EXERCISE INPUT:
___

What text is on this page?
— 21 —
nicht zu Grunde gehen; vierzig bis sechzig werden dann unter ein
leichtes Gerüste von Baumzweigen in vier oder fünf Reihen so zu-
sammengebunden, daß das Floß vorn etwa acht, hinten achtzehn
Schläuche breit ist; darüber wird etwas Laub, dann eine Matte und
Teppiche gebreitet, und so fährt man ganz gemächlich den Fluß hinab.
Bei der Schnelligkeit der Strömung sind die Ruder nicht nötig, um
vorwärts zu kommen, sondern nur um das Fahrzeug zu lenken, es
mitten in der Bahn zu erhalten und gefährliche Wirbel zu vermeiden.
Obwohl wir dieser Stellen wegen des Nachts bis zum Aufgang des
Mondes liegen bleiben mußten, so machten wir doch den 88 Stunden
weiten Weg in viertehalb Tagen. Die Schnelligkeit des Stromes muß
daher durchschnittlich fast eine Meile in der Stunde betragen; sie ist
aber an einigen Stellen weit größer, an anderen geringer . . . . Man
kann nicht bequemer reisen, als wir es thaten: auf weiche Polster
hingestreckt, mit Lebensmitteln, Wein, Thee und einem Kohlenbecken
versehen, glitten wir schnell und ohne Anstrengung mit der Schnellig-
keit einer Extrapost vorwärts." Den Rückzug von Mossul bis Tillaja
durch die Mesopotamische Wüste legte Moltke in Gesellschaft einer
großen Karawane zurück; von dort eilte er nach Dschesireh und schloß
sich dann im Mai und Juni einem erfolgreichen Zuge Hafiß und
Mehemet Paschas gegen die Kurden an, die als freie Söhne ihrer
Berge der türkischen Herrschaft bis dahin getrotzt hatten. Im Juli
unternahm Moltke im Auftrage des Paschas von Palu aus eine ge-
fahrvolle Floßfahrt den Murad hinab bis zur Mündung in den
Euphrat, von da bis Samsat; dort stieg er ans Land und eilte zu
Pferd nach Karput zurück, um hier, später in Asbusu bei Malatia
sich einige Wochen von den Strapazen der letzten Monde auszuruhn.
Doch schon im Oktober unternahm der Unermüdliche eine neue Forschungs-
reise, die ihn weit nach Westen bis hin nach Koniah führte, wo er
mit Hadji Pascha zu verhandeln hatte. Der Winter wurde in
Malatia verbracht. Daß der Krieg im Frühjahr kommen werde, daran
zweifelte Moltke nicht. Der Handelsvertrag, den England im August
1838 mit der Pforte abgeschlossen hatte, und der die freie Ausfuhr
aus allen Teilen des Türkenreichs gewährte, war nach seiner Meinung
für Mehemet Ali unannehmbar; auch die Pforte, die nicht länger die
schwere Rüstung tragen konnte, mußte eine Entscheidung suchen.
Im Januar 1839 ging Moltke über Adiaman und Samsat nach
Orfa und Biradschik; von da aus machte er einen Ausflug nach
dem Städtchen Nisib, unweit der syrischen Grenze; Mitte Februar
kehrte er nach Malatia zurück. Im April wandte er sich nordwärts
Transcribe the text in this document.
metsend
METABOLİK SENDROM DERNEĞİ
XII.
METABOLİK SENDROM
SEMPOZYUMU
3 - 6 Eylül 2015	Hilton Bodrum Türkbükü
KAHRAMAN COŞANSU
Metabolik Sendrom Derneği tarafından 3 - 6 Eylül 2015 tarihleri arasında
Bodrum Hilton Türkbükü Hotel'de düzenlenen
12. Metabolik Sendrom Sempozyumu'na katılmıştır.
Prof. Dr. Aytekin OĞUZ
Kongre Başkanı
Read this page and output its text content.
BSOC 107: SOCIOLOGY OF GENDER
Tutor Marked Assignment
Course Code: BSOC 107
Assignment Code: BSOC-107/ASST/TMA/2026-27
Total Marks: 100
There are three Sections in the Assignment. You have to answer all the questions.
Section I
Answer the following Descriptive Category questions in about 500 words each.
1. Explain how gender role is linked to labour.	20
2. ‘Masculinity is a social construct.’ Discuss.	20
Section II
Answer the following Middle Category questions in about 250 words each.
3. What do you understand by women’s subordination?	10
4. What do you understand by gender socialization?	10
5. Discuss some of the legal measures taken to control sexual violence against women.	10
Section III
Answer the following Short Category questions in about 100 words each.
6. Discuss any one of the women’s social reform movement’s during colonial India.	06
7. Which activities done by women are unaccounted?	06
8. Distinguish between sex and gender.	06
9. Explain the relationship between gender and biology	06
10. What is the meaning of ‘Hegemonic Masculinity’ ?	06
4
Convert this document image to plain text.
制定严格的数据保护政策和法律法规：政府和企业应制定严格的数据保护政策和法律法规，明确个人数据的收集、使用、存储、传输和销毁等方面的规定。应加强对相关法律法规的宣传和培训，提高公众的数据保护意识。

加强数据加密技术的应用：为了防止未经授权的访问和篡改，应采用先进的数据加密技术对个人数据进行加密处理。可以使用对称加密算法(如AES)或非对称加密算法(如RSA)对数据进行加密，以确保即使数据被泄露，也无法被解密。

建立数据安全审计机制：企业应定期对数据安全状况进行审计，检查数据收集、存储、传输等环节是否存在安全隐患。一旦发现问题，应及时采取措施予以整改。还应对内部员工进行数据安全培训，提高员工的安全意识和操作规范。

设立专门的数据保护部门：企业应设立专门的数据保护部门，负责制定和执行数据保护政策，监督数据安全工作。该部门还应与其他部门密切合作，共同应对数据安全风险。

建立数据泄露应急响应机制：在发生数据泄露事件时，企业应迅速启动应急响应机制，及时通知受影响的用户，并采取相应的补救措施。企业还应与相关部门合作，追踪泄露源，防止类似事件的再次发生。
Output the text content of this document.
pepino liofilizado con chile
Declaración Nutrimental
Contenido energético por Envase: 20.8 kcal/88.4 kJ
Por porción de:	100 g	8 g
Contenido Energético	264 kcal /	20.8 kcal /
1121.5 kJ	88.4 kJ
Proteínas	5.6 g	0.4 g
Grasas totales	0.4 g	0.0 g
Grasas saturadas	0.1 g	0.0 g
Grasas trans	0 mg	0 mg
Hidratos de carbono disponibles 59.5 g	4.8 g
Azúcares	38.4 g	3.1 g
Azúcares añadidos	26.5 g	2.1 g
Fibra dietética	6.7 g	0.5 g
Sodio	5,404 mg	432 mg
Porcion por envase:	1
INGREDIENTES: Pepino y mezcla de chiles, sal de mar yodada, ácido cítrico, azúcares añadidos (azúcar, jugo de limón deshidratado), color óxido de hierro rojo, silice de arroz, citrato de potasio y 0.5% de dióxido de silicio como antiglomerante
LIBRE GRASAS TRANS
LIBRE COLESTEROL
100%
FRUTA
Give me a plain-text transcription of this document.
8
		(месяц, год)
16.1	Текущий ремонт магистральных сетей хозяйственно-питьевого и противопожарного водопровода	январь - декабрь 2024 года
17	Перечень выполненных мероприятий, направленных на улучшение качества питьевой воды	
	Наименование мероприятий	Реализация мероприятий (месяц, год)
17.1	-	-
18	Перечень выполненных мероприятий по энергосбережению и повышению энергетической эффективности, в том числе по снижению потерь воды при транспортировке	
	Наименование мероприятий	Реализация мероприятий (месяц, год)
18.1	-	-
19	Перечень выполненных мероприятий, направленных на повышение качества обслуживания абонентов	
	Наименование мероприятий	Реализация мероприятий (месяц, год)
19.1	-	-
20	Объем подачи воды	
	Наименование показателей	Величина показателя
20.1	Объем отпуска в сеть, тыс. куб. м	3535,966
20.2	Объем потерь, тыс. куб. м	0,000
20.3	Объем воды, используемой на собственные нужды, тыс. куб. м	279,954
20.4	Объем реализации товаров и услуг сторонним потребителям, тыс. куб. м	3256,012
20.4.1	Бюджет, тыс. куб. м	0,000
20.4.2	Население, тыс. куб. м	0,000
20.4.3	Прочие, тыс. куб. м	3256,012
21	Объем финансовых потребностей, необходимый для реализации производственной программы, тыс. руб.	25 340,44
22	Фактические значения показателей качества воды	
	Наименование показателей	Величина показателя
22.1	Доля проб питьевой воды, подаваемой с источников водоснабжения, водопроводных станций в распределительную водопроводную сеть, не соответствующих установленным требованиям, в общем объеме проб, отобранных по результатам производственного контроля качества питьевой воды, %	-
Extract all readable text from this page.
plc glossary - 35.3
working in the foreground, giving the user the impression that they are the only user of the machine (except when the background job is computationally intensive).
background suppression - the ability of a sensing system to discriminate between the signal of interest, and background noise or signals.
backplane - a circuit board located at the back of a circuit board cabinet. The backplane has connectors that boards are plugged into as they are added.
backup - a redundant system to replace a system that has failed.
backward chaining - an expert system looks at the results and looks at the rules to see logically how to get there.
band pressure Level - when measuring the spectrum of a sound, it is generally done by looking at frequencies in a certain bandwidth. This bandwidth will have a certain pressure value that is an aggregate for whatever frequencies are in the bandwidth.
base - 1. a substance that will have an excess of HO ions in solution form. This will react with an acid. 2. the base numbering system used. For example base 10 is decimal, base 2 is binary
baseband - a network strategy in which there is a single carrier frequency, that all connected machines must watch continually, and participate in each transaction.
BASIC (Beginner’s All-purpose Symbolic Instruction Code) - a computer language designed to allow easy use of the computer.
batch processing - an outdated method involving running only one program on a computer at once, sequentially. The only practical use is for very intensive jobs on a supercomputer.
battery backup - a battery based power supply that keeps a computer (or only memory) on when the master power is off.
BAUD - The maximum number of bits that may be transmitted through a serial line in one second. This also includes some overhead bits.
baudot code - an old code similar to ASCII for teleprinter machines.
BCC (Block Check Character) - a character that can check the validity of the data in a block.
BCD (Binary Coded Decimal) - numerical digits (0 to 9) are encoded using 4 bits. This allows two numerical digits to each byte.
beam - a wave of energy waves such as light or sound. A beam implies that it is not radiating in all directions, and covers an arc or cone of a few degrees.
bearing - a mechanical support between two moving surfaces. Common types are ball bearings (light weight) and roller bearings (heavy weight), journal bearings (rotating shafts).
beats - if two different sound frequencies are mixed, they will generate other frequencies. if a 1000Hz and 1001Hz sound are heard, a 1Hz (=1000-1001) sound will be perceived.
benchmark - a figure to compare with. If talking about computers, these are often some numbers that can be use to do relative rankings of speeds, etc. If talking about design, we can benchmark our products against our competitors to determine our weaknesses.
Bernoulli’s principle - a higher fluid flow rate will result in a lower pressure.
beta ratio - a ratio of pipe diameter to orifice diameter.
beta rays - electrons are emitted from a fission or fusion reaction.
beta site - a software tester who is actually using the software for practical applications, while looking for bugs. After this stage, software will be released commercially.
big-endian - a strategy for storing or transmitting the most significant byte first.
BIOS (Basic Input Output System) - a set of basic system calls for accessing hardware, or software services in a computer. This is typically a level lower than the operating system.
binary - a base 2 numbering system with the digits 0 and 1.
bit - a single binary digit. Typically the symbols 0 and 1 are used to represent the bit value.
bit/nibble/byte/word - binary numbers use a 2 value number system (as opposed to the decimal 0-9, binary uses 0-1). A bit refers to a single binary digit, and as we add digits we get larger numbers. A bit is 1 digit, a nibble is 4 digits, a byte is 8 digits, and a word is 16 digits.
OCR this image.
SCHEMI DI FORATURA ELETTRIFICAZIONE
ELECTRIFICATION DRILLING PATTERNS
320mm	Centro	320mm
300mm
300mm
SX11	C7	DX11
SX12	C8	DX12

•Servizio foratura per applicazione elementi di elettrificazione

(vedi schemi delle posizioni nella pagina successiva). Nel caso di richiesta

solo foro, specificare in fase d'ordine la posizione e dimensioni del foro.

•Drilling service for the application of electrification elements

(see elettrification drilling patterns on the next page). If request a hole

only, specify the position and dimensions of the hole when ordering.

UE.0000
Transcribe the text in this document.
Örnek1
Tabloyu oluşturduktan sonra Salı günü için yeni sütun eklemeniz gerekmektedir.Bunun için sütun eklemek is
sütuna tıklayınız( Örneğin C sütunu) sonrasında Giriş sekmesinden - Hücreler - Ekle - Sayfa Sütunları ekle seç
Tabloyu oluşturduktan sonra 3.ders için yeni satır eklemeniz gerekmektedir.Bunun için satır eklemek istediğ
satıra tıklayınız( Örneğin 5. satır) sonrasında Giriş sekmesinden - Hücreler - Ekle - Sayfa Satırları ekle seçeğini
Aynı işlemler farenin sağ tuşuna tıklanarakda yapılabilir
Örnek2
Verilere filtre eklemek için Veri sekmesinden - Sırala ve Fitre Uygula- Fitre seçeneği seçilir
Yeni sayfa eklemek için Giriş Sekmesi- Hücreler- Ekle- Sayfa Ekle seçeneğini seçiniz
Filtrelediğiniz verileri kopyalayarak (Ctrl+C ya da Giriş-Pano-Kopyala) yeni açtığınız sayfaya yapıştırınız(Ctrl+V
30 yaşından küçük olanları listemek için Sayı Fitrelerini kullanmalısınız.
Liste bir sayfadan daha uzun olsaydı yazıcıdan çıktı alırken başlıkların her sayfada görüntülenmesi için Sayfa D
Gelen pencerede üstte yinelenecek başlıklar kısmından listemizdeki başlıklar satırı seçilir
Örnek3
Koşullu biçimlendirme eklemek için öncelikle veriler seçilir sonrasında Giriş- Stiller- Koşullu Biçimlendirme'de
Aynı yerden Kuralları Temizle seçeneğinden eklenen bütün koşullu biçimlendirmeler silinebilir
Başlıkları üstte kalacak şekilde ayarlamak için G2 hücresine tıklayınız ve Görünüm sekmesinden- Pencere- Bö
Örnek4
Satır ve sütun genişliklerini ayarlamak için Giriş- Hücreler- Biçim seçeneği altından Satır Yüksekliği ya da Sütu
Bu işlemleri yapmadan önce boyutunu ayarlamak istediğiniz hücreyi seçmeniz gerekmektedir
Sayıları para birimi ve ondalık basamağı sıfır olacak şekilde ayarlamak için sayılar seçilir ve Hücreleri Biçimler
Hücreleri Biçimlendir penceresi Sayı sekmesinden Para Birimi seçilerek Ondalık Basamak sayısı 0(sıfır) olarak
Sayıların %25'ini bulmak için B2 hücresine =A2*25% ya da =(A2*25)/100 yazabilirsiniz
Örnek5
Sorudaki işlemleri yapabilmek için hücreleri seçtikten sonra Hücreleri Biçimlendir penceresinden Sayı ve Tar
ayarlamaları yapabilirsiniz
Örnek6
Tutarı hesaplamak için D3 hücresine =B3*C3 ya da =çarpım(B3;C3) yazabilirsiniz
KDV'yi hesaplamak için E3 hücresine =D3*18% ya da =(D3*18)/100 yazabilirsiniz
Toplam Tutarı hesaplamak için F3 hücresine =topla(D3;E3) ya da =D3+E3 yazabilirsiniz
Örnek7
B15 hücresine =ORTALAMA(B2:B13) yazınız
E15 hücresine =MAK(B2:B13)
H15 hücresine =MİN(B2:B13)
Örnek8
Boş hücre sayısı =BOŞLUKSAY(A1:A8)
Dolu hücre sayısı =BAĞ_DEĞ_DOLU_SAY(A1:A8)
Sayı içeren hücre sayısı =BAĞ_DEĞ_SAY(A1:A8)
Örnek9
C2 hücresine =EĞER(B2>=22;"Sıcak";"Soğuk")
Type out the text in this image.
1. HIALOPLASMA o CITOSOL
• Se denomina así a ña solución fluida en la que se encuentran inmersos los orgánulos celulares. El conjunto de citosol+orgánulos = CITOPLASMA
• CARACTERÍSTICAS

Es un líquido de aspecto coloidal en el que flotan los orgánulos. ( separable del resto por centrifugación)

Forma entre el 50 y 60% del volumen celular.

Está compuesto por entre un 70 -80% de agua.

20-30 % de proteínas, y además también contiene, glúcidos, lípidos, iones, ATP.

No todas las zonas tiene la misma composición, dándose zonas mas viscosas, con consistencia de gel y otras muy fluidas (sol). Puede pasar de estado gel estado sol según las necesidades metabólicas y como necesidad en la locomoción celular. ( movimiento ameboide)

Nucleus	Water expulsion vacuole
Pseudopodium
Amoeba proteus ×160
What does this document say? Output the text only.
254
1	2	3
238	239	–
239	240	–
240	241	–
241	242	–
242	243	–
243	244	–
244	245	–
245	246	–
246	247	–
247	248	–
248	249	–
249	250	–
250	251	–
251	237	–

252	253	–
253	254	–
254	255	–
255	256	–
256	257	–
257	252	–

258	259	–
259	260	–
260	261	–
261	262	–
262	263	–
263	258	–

___

GIVEN REQUEST:
Copy exactly the lines from the one containing "Type out the text in this image." through the last line of the records, both included, and nothing else.

CORRECT RESPONSE:
Type out the text in this image.
1. HIALOPLASMA o CITOSOL
• Se denomina así a ña solución fluida en la que se encuentran inmersos los orgánulos celulares. El conjunto de citosol+orgánulos = CITOPLASMA
• CARACTERÍSTICAS

Es un líquido de aspecto coloidal en el que flotan los orgánulos. ( separable del resto por centrifugación)

Forma entre el 50 y 60% del volumen celular.

Está compuesto por entre un 70 -80% de agua.

20-30 % de proteínas, y además también contiene, glúcidos, lípidos, iones, ATP.

No todas las zonas tiene la misma composición, dándose zonas mas viscosas, con consistencia de gel y otras muy fluidas (sol). Puede pasar de estado gel estado sol según las necesidades metabólicas y como necesidad en la locomoción celular. ( movimiento ameboide)

Nucleus	Water expulsion vacuole
Pseudopodium
Amoeba proteus ×160
What does this document say? Output the text only.
254
1	2	3
238	239	–
239	240	–
240	241	–
241	242	–
242	243	–
243	244	–
244	245	–
245	246	–
246	247	–
247	248	–
248	249	–
249	250	–
250	251	–
251	237	–

252	253	–
253	254	–
254	255	–
255	256	–
256	257	–
257	252	–

258	259	–
259	260	–
260	261	–
261	262	–
262	263	–
263	258	–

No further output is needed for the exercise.